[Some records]
- - - - - - -

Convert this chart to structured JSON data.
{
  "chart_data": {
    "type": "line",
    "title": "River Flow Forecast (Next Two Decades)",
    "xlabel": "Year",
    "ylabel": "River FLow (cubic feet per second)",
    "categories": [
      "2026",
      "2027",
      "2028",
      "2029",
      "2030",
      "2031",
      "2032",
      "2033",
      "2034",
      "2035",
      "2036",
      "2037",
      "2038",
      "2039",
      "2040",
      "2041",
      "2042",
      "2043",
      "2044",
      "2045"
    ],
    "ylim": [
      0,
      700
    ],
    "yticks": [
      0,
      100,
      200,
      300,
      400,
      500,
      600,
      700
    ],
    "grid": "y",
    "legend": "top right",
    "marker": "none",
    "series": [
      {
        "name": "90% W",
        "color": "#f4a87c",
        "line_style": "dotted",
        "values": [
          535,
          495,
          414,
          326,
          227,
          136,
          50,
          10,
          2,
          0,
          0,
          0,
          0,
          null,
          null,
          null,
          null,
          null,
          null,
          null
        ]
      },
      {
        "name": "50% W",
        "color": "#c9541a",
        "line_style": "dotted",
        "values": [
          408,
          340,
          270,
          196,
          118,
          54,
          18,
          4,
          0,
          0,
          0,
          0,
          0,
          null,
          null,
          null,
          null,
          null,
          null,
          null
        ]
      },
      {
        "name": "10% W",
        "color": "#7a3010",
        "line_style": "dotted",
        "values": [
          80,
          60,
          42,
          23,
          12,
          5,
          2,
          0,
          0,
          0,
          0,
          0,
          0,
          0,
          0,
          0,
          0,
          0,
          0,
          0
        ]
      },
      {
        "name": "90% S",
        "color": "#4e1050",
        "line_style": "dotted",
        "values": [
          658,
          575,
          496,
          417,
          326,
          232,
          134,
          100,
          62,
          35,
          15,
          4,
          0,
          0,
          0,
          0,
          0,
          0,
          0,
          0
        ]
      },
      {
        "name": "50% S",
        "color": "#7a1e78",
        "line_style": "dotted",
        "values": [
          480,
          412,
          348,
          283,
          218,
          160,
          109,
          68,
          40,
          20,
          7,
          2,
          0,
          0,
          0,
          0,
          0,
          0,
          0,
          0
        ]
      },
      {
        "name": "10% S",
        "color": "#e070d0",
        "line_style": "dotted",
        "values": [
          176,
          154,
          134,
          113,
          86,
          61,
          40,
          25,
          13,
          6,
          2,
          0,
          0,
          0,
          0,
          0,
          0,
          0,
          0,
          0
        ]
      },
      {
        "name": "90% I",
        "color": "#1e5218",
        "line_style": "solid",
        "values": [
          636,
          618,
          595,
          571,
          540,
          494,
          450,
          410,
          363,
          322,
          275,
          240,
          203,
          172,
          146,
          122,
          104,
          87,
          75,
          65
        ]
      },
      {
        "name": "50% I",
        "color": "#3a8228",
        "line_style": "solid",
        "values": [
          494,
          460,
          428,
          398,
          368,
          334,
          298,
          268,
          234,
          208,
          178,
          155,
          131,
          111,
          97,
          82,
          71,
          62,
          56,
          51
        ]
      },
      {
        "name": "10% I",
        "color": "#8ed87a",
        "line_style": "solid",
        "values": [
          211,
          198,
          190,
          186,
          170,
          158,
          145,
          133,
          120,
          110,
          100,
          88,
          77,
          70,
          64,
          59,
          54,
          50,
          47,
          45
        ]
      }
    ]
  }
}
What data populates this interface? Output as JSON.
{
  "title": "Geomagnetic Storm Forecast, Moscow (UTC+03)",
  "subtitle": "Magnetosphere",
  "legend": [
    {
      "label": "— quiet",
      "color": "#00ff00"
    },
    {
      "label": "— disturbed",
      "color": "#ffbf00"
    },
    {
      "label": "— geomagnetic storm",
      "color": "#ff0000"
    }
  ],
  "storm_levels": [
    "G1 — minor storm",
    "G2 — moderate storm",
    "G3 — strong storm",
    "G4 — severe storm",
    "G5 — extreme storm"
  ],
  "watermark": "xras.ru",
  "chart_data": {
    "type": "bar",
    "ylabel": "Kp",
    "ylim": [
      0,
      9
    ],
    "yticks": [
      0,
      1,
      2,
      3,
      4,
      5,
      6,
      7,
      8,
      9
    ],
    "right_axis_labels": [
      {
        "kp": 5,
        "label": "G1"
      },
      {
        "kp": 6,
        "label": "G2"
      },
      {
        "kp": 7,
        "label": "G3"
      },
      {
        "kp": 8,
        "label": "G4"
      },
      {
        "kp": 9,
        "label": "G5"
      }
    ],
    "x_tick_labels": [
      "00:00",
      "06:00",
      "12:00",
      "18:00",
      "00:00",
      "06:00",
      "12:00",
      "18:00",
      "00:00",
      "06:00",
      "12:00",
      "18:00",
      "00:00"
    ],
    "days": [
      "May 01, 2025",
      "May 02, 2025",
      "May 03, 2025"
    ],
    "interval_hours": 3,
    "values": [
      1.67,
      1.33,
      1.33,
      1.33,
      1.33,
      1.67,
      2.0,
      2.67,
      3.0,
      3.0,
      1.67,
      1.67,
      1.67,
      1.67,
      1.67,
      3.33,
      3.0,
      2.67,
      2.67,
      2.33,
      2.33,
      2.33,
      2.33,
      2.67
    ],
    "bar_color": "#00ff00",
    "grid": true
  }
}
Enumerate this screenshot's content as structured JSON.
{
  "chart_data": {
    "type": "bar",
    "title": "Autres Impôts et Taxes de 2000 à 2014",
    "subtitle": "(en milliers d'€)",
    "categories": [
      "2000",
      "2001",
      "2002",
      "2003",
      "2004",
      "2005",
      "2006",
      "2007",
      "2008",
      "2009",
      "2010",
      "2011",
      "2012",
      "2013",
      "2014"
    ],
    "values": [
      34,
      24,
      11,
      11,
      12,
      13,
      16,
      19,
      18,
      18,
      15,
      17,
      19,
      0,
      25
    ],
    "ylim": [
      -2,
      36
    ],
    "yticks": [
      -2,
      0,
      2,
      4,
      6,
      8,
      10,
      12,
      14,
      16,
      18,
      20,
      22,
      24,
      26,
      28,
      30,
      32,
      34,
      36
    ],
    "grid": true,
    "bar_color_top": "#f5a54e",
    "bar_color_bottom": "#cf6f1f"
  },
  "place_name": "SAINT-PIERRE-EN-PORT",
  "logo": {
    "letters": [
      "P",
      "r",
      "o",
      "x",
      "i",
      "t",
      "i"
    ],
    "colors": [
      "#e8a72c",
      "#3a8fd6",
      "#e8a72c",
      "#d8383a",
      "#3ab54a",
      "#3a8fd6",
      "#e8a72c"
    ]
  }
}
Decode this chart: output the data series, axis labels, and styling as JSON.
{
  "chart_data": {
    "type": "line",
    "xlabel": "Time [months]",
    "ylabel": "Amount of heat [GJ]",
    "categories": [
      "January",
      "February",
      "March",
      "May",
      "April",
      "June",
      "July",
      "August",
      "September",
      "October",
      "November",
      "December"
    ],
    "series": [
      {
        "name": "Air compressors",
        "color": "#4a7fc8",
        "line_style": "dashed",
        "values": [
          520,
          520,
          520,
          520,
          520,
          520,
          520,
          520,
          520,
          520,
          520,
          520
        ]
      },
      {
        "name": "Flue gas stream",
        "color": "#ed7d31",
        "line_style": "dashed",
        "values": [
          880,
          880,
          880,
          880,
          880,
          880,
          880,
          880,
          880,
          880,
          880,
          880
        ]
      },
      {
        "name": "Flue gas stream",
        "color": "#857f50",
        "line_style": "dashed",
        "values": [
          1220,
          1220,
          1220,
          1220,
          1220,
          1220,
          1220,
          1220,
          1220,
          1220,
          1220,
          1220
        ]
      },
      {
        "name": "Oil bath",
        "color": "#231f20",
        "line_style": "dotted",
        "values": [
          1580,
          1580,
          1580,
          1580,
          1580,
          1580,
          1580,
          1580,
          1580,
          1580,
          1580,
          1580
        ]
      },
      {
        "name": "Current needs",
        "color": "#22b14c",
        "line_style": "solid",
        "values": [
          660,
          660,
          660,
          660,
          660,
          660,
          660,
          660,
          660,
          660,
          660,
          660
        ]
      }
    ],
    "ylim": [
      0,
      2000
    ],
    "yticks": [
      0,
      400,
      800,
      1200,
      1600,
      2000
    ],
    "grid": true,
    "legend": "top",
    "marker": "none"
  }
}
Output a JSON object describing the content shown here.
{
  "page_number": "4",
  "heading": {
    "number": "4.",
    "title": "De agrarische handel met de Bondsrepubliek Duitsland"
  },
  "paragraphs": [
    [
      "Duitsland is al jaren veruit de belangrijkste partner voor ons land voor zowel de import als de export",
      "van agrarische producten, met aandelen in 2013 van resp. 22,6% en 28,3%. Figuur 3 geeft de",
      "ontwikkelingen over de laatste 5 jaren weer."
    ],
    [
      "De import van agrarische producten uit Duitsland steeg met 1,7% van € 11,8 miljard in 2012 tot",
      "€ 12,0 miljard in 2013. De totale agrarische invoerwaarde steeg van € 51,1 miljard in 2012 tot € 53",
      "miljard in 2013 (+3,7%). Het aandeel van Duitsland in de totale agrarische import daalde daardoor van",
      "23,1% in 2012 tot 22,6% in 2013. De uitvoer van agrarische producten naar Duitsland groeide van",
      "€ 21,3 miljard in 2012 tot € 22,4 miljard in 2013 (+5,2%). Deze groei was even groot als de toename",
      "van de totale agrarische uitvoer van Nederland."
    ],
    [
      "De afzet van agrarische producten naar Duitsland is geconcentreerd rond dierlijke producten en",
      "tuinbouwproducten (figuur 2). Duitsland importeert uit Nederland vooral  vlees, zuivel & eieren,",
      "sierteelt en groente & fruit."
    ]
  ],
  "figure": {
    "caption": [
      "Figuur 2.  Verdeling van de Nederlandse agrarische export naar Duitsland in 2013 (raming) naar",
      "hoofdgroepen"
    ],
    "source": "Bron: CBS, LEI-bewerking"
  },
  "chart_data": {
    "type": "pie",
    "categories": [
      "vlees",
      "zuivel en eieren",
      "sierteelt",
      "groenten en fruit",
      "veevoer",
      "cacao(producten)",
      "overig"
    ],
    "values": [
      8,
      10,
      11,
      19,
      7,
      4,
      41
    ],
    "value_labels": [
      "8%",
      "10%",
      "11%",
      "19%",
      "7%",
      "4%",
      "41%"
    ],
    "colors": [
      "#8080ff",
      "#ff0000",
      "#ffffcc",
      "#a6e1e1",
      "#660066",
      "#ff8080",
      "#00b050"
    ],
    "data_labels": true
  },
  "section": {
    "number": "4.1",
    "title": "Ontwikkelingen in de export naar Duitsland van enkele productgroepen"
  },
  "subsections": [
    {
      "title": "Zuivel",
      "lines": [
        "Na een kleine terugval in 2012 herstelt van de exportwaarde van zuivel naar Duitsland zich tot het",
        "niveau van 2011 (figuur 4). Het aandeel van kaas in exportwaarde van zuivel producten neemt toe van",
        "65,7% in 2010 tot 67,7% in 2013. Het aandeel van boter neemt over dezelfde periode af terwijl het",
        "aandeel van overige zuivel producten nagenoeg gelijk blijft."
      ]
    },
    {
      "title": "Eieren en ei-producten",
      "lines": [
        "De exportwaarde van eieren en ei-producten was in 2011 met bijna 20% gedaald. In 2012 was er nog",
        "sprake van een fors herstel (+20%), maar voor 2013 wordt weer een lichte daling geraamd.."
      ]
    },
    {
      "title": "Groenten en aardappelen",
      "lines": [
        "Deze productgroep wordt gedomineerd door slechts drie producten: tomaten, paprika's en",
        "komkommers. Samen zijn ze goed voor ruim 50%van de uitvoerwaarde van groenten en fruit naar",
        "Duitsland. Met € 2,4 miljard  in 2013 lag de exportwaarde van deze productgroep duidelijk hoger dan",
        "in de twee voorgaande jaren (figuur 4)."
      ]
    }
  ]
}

- - - - - - -

*The task*
Which lines of the data include "content"? Copy each of them.

*Solution to the exercise*
Enumerate this screenshot's content as structured JSON.
Output a JSON object describing the content shown here.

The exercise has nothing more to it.